• [The task]
Give the listing again exactly, omitting its images.

Dataset records:
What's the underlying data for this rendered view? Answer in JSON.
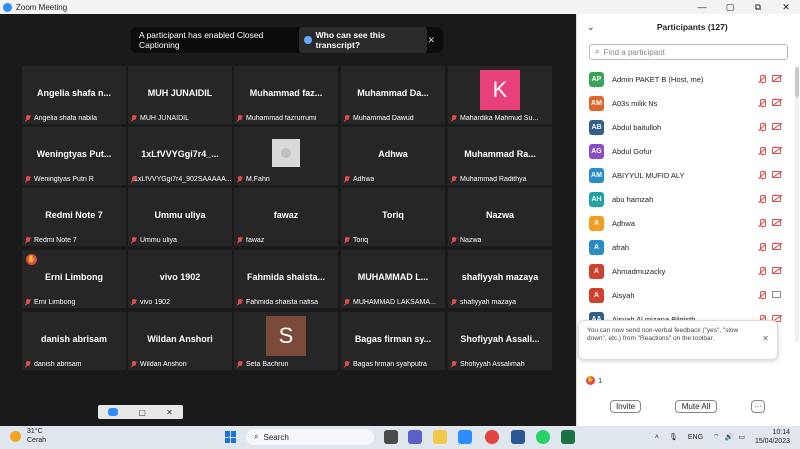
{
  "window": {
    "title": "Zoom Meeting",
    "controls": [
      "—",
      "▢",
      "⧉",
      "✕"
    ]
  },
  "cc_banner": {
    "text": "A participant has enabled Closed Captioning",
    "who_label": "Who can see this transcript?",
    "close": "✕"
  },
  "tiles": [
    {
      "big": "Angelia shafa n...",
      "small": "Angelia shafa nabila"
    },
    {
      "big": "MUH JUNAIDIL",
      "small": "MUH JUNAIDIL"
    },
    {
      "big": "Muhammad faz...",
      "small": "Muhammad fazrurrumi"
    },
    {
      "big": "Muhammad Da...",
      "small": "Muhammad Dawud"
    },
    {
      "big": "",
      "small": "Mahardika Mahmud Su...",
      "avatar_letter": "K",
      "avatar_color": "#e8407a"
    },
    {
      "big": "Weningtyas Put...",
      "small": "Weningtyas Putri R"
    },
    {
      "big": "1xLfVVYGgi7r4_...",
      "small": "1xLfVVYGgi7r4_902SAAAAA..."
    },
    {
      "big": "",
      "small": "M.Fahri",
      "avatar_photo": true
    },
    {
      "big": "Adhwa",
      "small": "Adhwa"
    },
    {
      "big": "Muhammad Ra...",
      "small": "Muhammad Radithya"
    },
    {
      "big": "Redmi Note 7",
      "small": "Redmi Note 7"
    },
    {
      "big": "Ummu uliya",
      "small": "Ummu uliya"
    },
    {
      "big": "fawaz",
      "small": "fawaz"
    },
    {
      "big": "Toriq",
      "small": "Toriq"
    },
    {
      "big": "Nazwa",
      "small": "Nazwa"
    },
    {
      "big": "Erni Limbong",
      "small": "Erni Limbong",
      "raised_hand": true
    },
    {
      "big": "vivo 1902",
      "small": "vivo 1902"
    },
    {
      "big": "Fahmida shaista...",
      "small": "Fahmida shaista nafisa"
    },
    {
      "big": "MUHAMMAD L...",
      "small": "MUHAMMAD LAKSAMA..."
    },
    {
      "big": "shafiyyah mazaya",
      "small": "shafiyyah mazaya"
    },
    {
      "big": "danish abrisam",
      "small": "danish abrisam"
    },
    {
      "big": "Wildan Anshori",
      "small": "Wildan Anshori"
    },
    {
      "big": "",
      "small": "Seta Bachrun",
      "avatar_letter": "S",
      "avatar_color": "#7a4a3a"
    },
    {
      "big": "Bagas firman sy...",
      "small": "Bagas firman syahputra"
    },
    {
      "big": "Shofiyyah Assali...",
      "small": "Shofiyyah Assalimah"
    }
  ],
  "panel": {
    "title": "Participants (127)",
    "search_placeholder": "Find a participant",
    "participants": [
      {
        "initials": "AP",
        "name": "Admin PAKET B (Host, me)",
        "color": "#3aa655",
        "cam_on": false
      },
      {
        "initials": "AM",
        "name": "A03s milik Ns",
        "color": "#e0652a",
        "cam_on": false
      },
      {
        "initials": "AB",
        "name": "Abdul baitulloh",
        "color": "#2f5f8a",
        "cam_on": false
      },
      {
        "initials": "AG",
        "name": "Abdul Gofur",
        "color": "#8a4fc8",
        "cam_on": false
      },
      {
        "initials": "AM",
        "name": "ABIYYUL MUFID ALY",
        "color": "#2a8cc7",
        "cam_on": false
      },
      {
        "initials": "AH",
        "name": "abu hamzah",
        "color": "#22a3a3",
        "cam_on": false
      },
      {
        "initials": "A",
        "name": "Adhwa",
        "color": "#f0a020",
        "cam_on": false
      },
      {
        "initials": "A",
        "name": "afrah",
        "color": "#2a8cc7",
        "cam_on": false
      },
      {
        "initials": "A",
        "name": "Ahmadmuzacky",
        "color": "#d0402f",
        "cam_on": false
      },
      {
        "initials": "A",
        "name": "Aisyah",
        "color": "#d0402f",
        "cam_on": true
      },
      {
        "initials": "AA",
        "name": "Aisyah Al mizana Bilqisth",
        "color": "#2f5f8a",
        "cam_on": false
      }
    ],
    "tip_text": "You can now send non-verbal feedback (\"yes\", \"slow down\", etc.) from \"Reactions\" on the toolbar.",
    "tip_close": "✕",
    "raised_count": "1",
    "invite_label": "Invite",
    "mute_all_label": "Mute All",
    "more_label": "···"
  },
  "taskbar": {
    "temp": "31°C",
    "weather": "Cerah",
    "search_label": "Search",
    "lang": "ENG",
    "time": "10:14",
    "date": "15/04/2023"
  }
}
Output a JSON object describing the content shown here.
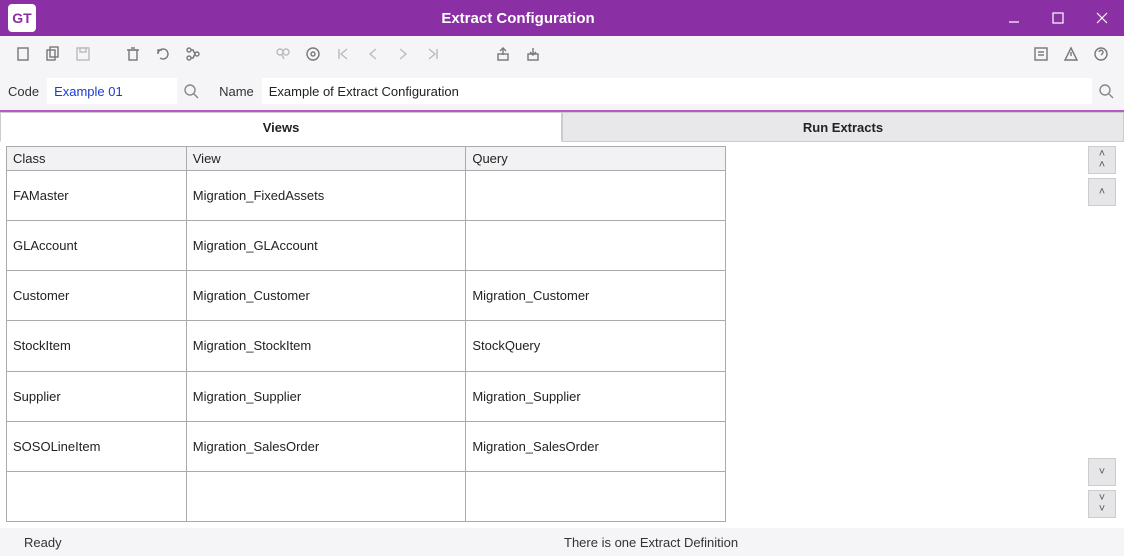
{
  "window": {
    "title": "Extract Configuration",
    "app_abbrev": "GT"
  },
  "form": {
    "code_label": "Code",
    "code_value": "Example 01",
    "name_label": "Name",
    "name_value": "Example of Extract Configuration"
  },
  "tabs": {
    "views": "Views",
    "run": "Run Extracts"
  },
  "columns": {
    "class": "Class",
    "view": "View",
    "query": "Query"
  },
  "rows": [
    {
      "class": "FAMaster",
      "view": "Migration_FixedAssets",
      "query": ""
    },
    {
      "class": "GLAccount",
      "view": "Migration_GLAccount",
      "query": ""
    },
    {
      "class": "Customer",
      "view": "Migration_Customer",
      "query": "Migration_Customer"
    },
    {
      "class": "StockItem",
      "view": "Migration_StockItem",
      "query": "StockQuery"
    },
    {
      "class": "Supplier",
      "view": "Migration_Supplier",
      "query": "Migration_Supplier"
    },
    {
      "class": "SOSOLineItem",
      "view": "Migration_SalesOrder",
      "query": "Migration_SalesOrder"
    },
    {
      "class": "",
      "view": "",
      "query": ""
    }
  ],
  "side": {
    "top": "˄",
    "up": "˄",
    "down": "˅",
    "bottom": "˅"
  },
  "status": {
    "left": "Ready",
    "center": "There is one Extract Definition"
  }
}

• [Finished exercise]
What's the underlying data for this rendered view? Answer in JSON.
{
  "window": {
    "title": "Zoom Meeting",
    "controls": [
      "—",
      "▢",
      "⧉",
      "✕"
    ]
  },
  "cc_banner": {
    "text": "A participant has enabled Closed Captioning",
    "who_label": "Who can see this transcript?",
    "close": "✕"
  },
  "tiles": [
    {
      "big": "Angelia shafa n...",
      "small": "Angelia shafa nabila"
    },
    {
      "big": "MUH JUNAIDIL",
      "small": "MUH JUNAIDIL"
    },
    {
      "big": "Muhammad faz...",
      "small": "Muhammad fazrurrumi"
    },
    {
      "big": "Muhammad Da...",
      "small": "Muhammad Dawud"
    },
    {
      "big": "",
      "small": "Mahardika Mahmud Su...",
      "avatar_letter": "K",
      "avatar_color": "#e8407a"
    },
    {
      "big": "Weningtyas Put...",
      "small": "Weningtyas Putri R"
    },
    {
      "big": "1xLfVVYGgi7r4_...",
      "small": "1xLfVVYGgi7r4_902SAAAAA..."
    },
    {
      "big": "",
      "small": "M.Fahri",
      "avatar_photo": true
    },
    {
      "big": "Adhwa",
      "small": "Adhwa"
    },
    {
      "big": "Muhammad Ra...",
      "small": "Muhammad Radithya"
    },
    {
      "big": "Redmi Note 7",
      "small": "Redmi Note 7"
    },
    {
      "big": "Ummu uliya",
      "small": "Ummu uliya"
    },
    {
      "big": "fawaz",
      "small": "fawaz"
    },
    {
      "big": "Toriq",
      "small": "Toriq"
    },
    {
      "big": "Nazwa",
      "small": "Nazwa"
    },
    {
      "big": "Erni Limbong",
      "small": "Erni Limbong",
      "raised_hand": true
    },
    {
      "big": "vivo 1902",
      "small": "vivo 1902"
    },
    {
      "big": "Fahmida shaista...",
      "small": "Fahmida shaista nafisa"
    },
    {
      "big": "MUHAMMAD L...",
      "small": "MUHAMMAD LAKSAMA..."
    },
    {
      "big": "shafiyyah mazaya",
      "small": "shafiyyah mazaya"
    },
    {
      "big": "danish abrisam",
      "small": "danish abrisam"
    },
    {
      "big": "Wildan Anshori",
      "small": "Wildan Anshori"
    },
    {
      "big": "",
      "small": "Seta Bachrun",
      "avatar_letter": "S",
      "avatar_color": "#7a4a3a"
    },
    {
      "big": "Bagas firman sy...",
      "small": "Bagas firman syahputra"
    },
    {
      "big": "Shofiyyah Assali...",
      "small": "Shofiyyah Assalimah"
    }
  ],
  "panel": {
    "title": "Participants (127)",
    "search_placeholder": "Find a participant",
    "participants": [
      {
        "initials": "AP",
        "name": "Admin PAKET B (Host, me)",
        "color": "#3aa655",
        "cam_on": false
      },
      {
        "initials": "AM",
        "name": "A03s milik Ns",
        "color": "#e0652a",
        "cam_on": false
      },
      {
        "initials": "AB",
        "name": "Abdul baitulloh",
        "color": "#2f5f8a",
        "cam_on": false
      },
      {
        "initials": "AG",
        "name": "Abdul Gofur",
        "color": "#8a4fc8",
        "cam_on": false
      },
      {
        "initials": "AM",
        "name": "ABIYYUL MUFID ALY",
        "color": "#2a8cc7",
        "cam_on": false
      },
      {
        "initials": "AH",
        "name": "abu hamzah",
        "color": "#22a3a3",
        "cam_on": false
      },
      {
        "initials": "A",
        "name": "Adhwa",
        "color": "#f0a020",
        "cam_on": false
      },
      {
        "initials": "A",
        "name": "afrah",
        "color": "#2a8cc7",
        "cam_on": false
      },
      {
        "initials": "A",
        "name": "Ahmadmuzacky",
        "color": "#d0402f",
        "cam_on": false
      },
      {
        "initials": "A",
        "name": "Aisyah",
        "color": "#d0402f",
        "cam_on": true
      },
      {
        "initials": "AA",
        "name": "Aisyah Al mizana Bilqisth",
        "color": "#2f5f8a",
        "cam_on": false
      }
    ],
    "tip_text": "You can now send non-verbal feedback (\"yes\", \"slow down\", etc.) from \"Reactions\" on the toolbar.",
    "tip_close": "✕",
    "raised_count": "1",
    "invite_label": "Invite",
    "mute_all_label": "Mute All",
    "more_label": "···"
  },
  "taskbar": {
    "temp": "31°C",
    "weather": "Cerah",
    "search_label": "Search",
    "lang": "ENG",
    "time": "10:14",
    "date": "15/04/2023"
  }
}
Output a JSON object describing the content shown here.
{
  "window": {
    "title": "Extract Configuration",
    "app_abbrev": "GT"
  },
  "form": {
    "code_label": "Code",
    "code_value": "Example 01",
    "name_label": "Name",
    "name_value": "Example of Extract Configuration"
  },
  "tabs": {
    "views": "Views",
    "run": "Run Extracts"
  },
  "columns": {
    "class": "Class",
    "view": "View",
    "query": "Query"
  },
  "rows": [
    {
      "class": "FAMaster",
      "view": "Migration_FixedAssets",
      "query": ""
    },
    {
      "class": "GLAccount",
      "view": "Migration_GLAccount",
      "query": ""
    },
    {
      "class": "Customer",
      "view": "Migration_Customer",
      "query": "Migration_Customer"
    },
    {
      "class": "StockItem",
      "view": "Migration_StockItem",
      "query": "StockQuery"
    },
    {
      "class": "Supplier",
      "view": "Migration_Supplier",
      "query": "Migration_Supplier"
    },
    {
      "class": "SOSOLineItem",
      "view": "Migration_SalesOrder",
      "query": "Migration_SalesOrder"
    },
    {
      "class": "",
      "view": "",
      "query": ""
    }
  ],
  "side": {
    "top": "˄",
    "up": "˄",
    "down": "˅",
    "bottom": "˅"
  },
  "status": {
    "left": "Ready",
    "center": "There is one Extract Definition"
  }
}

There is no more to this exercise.